SHORT TASK: The required output is a single number: how many lines of the material contain the string "this".

[Items from a dataset]
::::::::
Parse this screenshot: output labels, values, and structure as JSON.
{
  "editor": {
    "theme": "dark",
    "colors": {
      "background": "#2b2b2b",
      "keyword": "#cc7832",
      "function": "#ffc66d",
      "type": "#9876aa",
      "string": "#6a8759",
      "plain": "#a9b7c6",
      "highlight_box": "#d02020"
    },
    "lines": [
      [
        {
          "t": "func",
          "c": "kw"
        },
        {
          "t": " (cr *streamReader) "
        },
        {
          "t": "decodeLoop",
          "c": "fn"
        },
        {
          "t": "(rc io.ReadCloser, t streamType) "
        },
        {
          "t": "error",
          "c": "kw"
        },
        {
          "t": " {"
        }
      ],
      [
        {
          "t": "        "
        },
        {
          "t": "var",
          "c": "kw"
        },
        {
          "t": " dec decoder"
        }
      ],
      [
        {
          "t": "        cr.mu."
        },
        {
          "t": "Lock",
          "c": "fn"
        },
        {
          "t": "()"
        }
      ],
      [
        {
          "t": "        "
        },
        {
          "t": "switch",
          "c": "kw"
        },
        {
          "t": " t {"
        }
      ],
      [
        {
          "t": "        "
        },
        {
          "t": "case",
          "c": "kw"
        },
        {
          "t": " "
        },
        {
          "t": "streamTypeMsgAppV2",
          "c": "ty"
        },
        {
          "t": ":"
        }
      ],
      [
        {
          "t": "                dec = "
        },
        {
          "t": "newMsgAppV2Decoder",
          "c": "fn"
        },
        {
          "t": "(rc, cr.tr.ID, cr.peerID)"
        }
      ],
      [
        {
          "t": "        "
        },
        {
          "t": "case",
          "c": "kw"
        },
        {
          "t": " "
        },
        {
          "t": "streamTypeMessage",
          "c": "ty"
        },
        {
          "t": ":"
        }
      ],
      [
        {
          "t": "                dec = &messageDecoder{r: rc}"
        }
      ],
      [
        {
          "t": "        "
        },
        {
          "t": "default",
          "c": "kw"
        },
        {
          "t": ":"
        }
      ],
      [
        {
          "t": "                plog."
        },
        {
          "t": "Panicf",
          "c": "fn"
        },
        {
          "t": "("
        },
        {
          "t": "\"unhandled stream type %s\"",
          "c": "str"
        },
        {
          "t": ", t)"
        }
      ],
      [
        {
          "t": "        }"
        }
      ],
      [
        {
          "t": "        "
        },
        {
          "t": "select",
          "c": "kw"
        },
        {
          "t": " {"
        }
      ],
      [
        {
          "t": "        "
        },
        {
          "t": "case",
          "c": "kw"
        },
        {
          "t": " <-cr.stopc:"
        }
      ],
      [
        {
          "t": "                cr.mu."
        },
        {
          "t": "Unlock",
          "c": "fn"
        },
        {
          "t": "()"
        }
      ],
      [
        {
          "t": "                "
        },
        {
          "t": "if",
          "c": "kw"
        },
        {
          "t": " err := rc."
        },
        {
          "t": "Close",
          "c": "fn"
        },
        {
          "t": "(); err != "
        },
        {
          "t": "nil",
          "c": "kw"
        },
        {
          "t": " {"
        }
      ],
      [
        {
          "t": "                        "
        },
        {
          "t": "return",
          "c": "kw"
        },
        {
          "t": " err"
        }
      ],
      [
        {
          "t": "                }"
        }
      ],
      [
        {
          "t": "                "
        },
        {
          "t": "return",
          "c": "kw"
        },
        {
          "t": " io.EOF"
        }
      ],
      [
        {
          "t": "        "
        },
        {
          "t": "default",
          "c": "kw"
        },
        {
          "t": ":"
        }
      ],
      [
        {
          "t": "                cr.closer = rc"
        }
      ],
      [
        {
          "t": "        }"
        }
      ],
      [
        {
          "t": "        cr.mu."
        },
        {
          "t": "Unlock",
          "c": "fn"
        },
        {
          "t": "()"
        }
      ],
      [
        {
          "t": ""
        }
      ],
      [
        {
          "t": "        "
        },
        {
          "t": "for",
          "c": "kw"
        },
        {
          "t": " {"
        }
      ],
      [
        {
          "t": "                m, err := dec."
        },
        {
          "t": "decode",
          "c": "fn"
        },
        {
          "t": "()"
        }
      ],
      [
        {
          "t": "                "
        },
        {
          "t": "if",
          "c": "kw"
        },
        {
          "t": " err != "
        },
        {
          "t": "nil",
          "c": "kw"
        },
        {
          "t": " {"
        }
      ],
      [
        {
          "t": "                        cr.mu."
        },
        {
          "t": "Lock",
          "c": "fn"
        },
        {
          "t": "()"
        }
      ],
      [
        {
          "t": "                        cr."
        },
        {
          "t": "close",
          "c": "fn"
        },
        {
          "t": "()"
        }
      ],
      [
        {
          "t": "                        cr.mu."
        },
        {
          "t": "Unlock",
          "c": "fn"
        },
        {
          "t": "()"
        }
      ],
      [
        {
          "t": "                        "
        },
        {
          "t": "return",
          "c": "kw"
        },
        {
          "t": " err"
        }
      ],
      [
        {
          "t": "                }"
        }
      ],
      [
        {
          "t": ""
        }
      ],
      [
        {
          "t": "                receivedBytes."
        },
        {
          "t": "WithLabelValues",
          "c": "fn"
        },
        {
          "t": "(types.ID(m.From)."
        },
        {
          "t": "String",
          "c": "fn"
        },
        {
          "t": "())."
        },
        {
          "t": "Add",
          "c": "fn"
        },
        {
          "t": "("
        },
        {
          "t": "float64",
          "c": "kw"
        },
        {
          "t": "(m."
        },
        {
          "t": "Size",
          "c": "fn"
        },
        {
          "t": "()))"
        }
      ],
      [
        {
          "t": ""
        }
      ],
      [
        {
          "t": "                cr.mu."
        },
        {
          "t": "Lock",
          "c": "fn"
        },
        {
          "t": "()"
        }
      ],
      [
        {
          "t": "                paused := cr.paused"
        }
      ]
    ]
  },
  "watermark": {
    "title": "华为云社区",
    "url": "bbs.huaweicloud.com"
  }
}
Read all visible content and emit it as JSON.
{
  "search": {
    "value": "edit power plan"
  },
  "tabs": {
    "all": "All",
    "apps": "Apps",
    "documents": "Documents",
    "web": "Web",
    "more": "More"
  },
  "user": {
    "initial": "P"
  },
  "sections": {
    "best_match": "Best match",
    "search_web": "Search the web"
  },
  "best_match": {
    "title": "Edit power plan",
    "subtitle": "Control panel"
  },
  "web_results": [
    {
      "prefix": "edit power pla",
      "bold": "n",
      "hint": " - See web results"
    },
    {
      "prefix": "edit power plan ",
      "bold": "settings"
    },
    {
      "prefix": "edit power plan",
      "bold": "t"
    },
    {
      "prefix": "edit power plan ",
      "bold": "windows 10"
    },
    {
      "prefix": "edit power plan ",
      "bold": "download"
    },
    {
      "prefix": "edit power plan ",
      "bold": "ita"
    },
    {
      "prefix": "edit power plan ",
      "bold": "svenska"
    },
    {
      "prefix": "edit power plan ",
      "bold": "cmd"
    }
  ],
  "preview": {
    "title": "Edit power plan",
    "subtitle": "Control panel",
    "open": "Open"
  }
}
::::::::
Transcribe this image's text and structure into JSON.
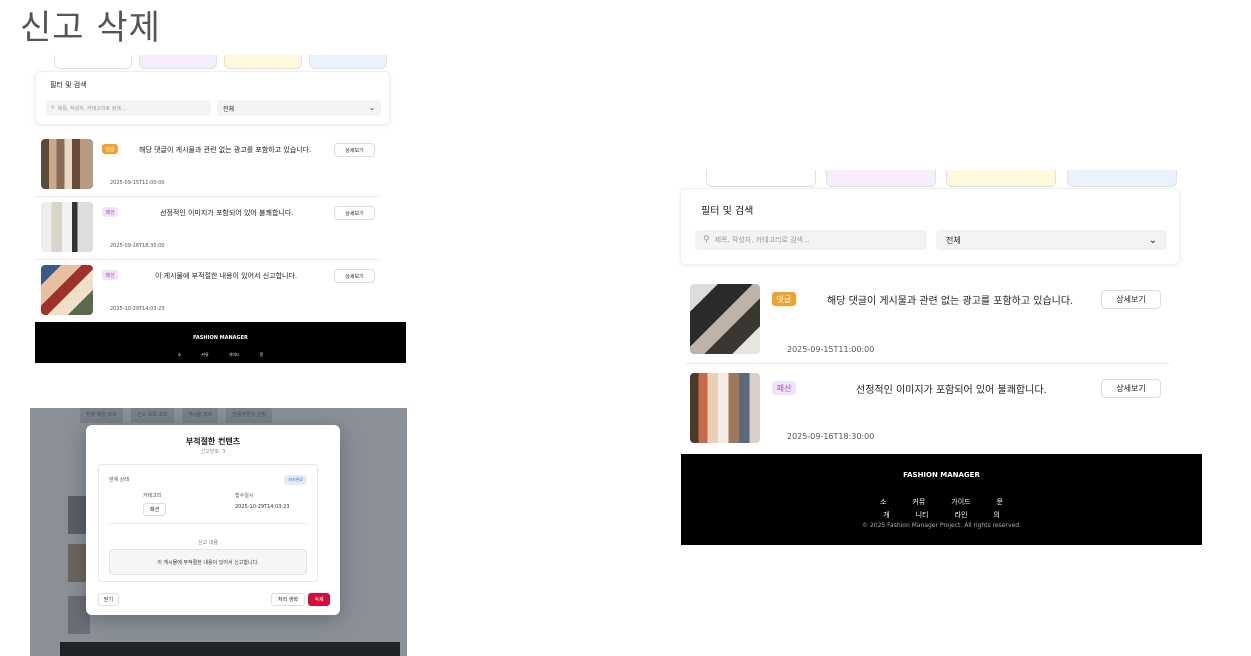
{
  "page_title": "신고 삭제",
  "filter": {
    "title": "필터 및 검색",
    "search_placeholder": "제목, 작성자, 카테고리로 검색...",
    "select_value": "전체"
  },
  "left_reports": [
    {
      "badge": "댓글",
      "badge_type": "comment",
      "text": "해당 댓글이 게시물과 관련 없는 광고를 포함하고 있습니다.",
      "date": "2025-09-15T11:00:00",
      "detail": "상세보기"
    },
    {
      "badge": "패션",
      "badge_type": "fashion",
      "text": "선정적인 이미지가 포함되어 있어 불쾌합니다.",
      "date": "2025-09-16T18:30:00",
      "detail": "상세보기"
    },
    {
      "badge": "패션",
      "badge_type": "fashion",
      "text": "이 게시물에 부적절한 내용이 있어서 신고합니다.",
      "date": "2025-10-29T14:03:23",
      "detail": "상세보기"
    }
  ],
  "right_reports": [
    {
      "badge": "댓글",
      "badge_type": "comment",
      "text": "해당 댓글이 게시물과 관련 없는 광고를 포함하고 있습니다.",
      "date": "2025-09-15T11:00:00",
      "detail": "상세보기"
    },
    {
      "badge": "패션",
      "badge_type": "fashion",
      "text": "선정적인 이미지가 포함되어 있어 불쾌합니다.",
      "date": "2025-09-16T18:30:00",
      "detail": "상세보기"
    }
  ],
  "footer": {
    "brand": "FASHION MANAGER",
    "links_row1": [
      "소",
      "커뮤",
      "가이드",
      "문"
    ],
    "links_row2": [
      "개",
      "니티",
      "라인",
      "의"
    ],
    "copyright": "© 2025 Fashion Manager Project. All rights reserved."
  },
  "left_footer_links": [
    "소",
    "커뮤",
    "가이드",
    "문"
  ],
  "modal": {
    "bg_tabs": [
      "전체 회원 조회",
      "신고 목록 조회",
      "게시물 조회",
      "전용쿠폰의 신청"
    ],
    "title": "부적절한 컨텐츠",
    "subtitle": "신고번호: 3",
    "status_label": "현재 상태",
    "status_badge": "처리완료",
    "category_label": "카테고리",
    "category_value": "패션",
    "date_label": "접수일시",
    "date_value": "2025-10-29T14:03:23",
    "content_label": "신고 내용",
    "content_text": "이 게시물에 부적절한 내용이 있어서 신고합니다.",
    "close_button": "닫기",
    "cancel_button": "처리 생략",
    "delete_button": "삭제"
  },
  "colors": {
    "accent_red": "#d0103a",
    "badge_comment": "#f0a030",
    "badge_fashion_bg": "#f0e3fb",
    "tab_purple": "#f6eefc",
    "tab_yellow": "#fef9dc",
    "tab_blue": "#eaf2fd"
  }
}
::::::::
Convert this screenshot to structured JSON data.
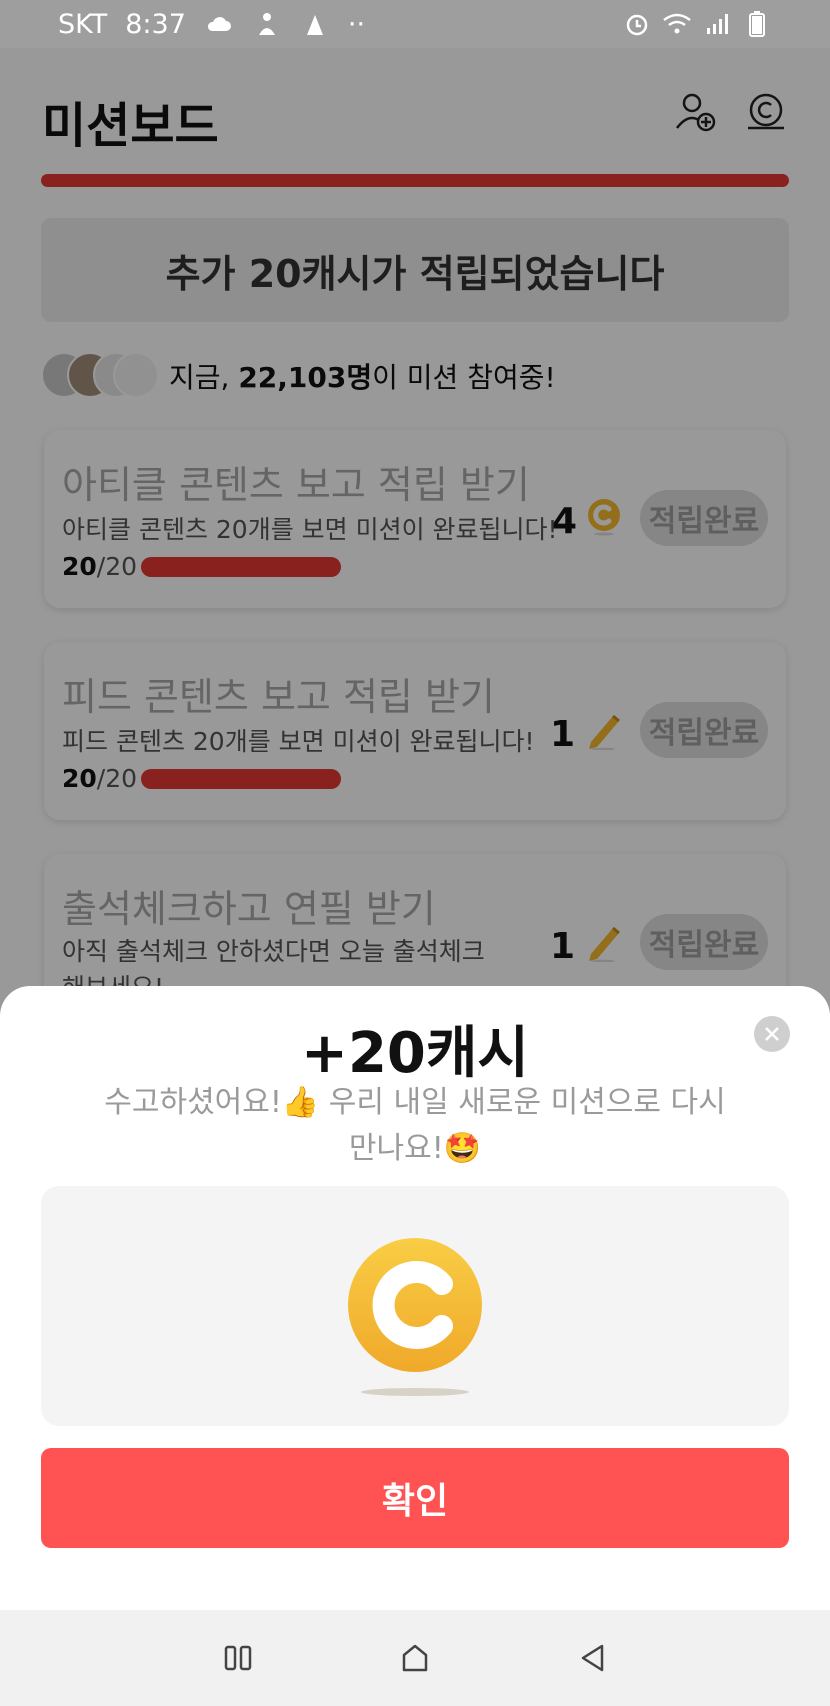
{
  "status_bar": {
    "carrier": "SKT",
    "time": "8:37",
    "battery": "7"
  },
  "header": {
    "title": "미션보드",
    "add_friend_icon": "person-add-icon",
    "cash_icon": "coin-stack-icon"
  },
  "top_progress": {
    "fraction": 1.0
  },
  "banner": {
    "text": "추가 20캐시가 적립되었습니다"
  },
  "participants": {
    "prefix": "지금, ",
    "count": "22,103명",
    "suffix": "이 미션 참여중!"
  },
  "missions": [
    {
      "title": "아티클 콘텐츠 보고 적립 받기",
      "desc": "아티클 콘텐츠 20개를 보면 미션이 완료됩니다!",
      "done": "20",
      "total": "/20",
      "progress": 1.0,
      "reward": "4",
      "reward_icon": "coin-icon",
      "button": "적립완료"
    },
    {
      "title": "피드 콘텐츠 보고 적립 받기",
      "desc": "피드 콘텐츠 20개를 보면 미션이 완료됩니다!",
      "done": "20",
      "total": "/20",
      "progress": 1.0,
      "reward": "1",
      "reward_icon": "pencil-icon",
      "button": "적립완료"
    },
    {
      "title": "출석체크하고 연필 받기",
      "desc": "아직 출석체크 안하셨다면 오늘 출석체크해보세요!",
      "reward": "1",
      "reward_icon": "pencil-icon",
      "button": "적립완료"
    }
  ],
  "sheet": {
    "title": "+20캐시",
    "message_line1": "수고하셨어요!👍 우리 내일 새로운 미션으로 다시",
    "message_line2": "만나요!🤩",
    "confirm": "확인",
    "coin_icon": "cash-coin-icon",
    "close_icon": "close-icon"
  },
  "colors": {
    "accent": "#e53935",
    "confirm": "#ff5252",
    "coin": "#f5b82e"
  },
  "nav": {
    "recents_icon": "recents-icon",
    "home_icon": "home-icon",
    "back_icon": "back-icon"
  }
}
::::::::
COMPLETE ANSWER: 3